◆ GIVEN TASK
Could you print every record below exactly as it appears?

Dataset listings of figures
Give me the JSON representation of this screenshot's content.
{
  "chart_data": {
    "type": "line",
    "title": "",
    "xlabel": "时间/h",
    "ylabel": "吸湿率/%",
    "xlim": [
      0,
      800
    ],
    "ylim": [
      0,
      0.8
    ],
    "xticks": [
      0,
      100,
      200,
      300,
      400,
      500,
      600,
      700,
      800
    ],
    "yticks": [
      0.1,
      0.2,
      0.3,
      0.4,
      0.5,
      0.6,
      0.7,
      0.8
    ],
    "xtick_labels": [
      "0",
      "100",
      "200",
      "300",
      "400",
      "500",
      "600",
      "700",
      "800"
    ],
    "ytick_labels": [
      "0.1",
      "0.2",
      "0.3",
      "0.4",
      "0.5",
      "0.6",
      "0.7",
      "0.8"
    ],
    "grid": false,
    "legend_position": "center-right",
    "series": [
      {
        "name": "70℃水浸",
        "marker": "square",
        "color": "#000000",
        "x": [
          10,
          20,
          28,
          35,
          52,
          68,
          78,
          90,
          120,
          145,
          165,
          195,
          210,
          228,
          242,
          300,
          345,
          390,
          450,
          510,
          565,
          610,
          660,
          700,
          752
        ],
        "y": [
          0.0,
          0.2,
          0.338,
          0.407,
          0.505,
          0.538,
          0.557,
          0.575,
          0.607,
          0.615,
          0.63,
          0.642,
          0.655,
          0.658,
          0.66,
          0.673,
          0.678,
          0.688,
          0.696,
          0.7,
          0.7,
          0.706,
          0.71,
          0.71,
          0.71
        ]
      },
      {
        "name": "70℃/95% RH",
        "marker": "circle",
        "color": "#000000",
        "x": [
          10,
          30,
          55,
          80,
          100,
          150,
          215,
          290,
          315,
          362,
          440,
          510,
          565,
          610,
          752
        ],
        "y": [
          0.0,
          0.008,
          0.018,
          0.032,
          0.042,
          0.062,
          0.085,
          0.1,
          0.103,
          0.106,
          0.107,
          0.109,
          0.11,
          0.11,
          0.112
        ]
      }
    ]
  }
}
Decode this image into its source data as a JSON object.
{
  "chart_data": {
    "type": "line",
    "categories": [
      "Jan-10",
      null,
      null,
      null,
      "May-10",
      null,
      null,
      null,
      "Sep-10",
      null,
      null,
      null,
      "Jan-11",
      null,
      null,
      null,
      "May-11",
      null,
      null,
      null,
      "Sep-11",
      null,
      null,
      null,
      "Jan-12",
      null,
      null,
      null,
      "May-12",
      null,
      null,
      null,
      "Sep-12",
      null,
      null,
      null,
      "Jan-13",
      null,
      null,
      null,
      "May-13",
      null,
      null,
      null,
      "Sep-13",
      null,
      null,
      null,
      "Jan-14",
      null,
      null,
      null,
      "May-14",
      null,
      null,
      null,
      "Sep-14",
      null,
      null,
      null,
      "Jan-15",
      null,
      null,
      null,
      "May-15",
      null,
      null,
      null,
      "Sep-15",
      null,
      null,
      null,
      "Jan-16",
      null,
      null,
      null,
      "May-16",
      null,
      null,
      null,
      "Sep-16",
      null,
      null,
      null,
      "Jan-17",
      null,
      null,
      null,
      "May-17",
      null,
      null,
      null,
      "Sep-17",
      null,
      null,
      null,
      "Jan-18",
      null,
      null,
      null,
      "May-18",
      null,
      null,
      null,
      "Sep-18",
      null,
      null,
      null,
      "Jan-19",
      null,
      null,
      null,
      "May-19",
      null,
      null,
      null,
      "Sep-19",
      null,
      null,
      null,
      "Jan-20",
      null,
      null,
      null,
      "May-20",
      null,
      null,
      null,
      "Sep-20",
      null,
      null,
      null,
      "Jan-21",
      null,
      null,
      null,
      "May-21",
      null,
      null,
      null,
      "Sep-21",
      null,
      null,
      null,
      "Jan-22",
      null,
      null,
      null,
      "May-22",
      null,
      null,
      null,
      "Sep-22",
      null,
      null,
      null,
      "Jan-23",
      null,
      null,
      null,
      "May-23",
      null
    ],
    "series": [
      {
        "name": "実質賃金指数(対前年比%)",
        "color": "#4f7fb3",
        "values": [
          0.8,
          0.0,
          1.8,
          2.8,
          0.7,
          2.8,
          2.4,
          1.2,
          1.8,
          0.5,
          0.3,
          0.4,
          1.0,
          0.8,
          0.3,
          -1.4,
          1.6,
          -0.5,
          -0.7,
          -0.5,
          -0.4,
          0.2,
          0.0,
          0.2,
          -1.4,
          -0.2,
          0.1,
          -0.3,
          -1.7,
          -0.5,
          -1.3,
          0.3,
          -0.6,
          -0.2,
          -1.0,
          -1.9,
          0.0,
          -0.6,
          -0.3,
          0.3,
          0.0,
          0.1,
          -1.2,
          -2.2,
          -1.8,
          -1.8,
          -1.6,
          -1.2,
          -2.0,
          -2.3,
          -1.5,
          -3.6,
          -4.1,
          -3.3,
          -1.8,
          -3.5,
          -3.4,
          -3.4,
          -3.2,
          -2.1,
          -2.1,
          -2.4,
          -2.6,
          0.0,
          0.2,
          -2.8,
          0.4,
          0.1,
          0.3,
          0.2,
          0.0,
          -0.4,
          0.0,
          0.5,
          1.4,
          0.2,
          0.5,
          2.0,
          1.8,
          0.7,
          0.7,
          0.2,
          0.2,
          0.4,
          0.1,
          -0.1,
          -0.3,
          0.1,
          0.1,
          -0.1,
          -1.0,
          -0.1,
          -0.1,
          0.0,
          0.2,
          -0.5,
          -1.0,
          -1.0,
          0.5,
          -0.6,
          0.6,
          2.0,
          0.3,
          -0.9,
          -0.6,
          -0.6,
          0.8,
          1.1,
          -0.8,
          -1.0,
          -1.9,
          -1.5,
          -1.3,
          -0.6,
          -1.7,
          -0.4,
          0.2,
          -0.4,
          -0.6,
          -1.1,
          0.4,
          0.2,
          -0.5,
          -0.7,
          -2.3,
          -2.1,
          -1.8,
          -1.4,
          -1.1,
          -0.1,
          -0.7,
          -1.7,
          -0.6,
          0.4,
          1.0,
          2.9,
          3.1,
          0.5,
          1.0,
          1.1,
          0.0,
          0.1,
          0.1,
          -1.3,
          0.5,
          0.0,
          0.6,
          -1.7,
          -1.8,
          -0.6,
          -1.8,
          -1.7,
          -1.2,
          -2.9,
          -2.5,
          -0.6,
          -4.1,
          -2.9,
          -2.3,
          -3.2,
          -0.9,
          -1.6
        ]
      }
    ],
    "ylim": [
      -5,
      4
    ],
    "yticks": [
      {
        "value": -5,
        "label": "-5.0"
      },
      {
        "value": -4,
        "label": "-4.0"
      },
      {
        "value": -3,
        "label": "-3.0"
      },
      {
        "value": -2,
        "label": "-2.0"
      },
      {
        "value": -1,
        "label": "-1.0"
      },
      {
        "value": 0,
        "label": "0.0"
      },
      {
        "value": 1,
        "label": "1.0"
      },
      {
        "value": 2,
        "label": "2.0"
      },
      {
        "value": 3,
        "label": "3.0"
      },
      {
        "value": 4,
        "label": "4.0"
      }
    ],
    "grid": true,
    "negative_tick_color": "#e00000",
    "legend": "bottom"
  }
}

◆ REPLY
Give me the JSON representation of this screenshot's content.
{
  "chart_data": {
    "type": "line",
    "title": "",
    "xlabel": "时间/h",
    "ylabel": "吸湿率/%",
    "xlim": [
      0,
      800
    ],
    "ylim": [
      0,
      0.8
    ],
    "xticks": [
      0,
      100,
      200,
      300,
      400,
      500,
      600,
      700,
      800
    ],
    "yticks": [
      0.1,
      0.2,
      0.3,
      0.4,
      0.5,
      0.6,
      0.7,
      0.8
    ],
    "xtick_labels": [
      "0",
      "100",
      "200",
      "300",
      "400",
      "500",
      "600",
      "700",
      "800"
    ],
    "ytick_labels": [
      "0.1",
      "0.2",
      "0.3",
      "0.4",
      "0.5",
      "0.6",
      "0.7",
      "0.8"
    ],
    "grid": false,
    "legend_position": "center-right",
    "series": [
      {
        "name": "70℃水浸",
        "marker": "square",
        "color": "#000000",
        "x": [
          10,
          20,
          28,
          35,
          52,
          68,
          78,
          90,
          120,
          145,
          165,
          195,
          210,
          228,
          242,
          300,
          345,
          390,
          450,
          510,
          565,
          610,
          660,
          700,
          752
        ],
        "y": [
          0.0,
          0.2,
          0.338,
          0.407,
          0.505,
          0.538,
          0.557,
          0.575,
          0.607,
          0.615,
          0.63,
          0.642,
          0.655,
          0.658,
          0.66,
          0.673,
          0.678,
          0.688,
          0.696,
          0.7,
          0.7,
          0.706,
          0.71,
          0.71,
          0.71
        ]
      },
      {
        "name": "70℃/95% RH",
        "marker": "circle",
        "color": "#000000",
        "x": [
          10,
          30,
          55,
          80,
          100,
          150,
          215,
          290,
          315,
          362,
          440,
          510,
          565,
          610,
          752
        ],
        "y": [
          0.0,
          0.008,
          0.018,
          0.032,
          0.042,
          0.062,
          0.085,
          0.1,
          0.103,
          0.106,
          0.107,
          0.109,
          0.11,
          0.11,
          0.112
        ]
      }
    ]
  }
}
Decode this image into its source data as a JSON object.
{
  "chart_data": {
    "type": "line",
    "categories": [
      "Jan-10",
      null,
      null,
      null,
      "May-10",
      null,
      null,
      null,
      "Sep-10",
      null,
      null,
      null,
      "Jan-11",
      null,
      null,
      null,
      "May-11",
      null,
      null,
      null,
      "Sep-11",
      null,
      null,
      null,
      "Jan-12",
      null,
      null,
      null,
      "May-12",
      null,
      null,
      null,
      "Sep-12",
      null,
      null,
      null,
      "Jan-13",
      null,
      null,
      null,
      "May-13",
      null,
      null,
      null,
      "Sep-13",
      null,
      null,
      null,
      "Jan-14",
      null,
      null,
      null,
      "May-14",
      null,
      null,
      null,
      "Sep-14",
      null,
      null,
      null,
      "Jan-15",
      null,
      null,
      null,
      "May-15",
      null,
      null,
      null,
      "Sep-15",
      null,
      null,
      null,
      "Jan-16",
      null,
      null,
      null,
      "May-16",
      null,
      null,
      null,
      "Sep-16",
      null,
      null,
      null,
      "Jan-17",
      null,
      null,
      null,
      "May-17",
      null,
      null,
      null,
      "Sep-17",
      null,
      null,
      null,
      "Jan-18",
      null,
      null,
      null,
      "May-18",
      null,
      null,
      null,
      "Sep-18",
      null,
      null,
      null,
      "Jan-19",
      null,
      null,
      null,
      "May-19",
      null,
      null,
      null,
      "Sep-19",
      null,
      null,
      null,
      "Jan-20",
      null,
      null,
      null,
      "May-20",
      null,
      null,
      null,
      "Sep-20",
      null,
      null,
      null,
      "Jan-21",
      null,
      null,
      null,
      "May-21",
      null,
      null,
      null,
      "Sep-21",
      null,
      null,
      null,
      "Jan-22",
      null,
      null,
      null,
      "May-22",
      null,
      null,
      null,
      "Sep-22",
      null,
      null,
      null,
      "Jan-23",
      null,
      null,
      null,
      "May-23",
      null
    ],
    "series": [
      {
        "name": "実質賃金指数(対前年比%)",
        "color": "#4f7fb3",
        "values": [
          0.8,
          0.0,
          1.8,
          2.8,
          0.7,
          2.8,
          2.4,
          1.2,
          1.8,
          0.5,
          0.3,
          0.4,
          1.0,
          0.8,
          0.3,
          -1.4,
          1.6,
          -0.5,
          -0.7,
          -0.5,
          -0.4,
          0.2,
          0.0,
          0.2,
          -1.4,
          -0.2,
          0.1,
          -0.3,
          -1.7,
          -0.5,
          -1.3,
          0.3,
          -0.6,
          -0.2,
          -1.0,
          -1.9,
          0.0,
          -0.6,
          -0.3,
          0.3,
          0.0,
          0.1,
          -1.2,
          -2.2,
          -1.8,
          -1.8,
          -1.6,
          -1.2,
          -2.0,
          -2.3,
          -1.5,
          -3.6,
          -4.1,
          -3.3,
          -1.8,
          -3.5,
          -3.4,
          -3.4,
          -3.2,
          -2.1,
          -2.1,
          -2.4,
          -2.6,
          0.0,
          0.2,
          -2.8,
          0.4,
          0.1,
          0.3,
          0.2,
          0.0,
          -0.4,
          0.0,
          0.5,
          1.4,
          0.2,
          0.5,
          2.0,
          1.8,
          0.7,
          0.7,
          0.2,
          0.2,
          0.4,
          0.1,
          -0.1,
          -0.3,
          0.1,
          0.1,
          -0.1,
          -1.0,
          -0.1,
          -0.1,
          0.0,
          0.2,
          -0.5,
          -1.0,
          -1.0,
          0.5,
          -0.6,
          0.6,
          2.0,
          0.3,
          -0.9,
          -0.6,
          -0.6,
          0.8,
          1.1,
          -0.8,
          -1.0,
          -1.9,
          -1.5,
          -1.3,
          -0.6,
          -1.7,
          -0.4,
          0.2,
          -0.4,
          -0.6,
          -1.1,
          0.4,
          0.2,
          -0.5,
          -0.7,
          -2.3,
          -2.1,
          -1.8,
          -1.4,
          -1.1,
          -0.1,
          -0.7,
          -1.7,
          -0.6,
          0.4,
          1.0,
          2.9,
          3.1,
          0.5,
          1.0,
          1.1,
          0.0,
          0.1,
          0.1,
          -1.3,
          0.5,
          0.0,
          0.6,
          -1.7,
          -1.8,
          -0.6,
          -1.8,
          -1.7,
          -1.2,
          -2.9,
          -2.5,
          -0.6,
          -4.1,
          -2.9,
          -2.3,
          -3.2,
          -0.9,
          -1.6
        ]
      }
    ],
    "ylim": [
      -5,
      4
    ],
    "yticks": [
      {
        "value": -5,
        "label": "-5.0"
      },
      {
        "value": -4,
        "label": "-4.0"
      },
      {
        "value": -3,
        "label": "-3.0"
      },
      {
        "value": -2,
        "label": "-2.0"
      },
      {
        "value": -1,
        "label": "-1.0"
      },
      {
        "value": 0,
        "label": "0.0"
      },
      {
        "value": 1,
        "label": "1.0"
      },
      {
        "value": 2,
        "label": "2.0"
      },
      {
        "value": 3,
        "label": "3.0"
      },
      {
        "value": 4,
        "label": "4.0"
      }
    ],
    "grid": true,
    "negative_tick_color": "#e00000",
    "legend": "bottom"
  }
}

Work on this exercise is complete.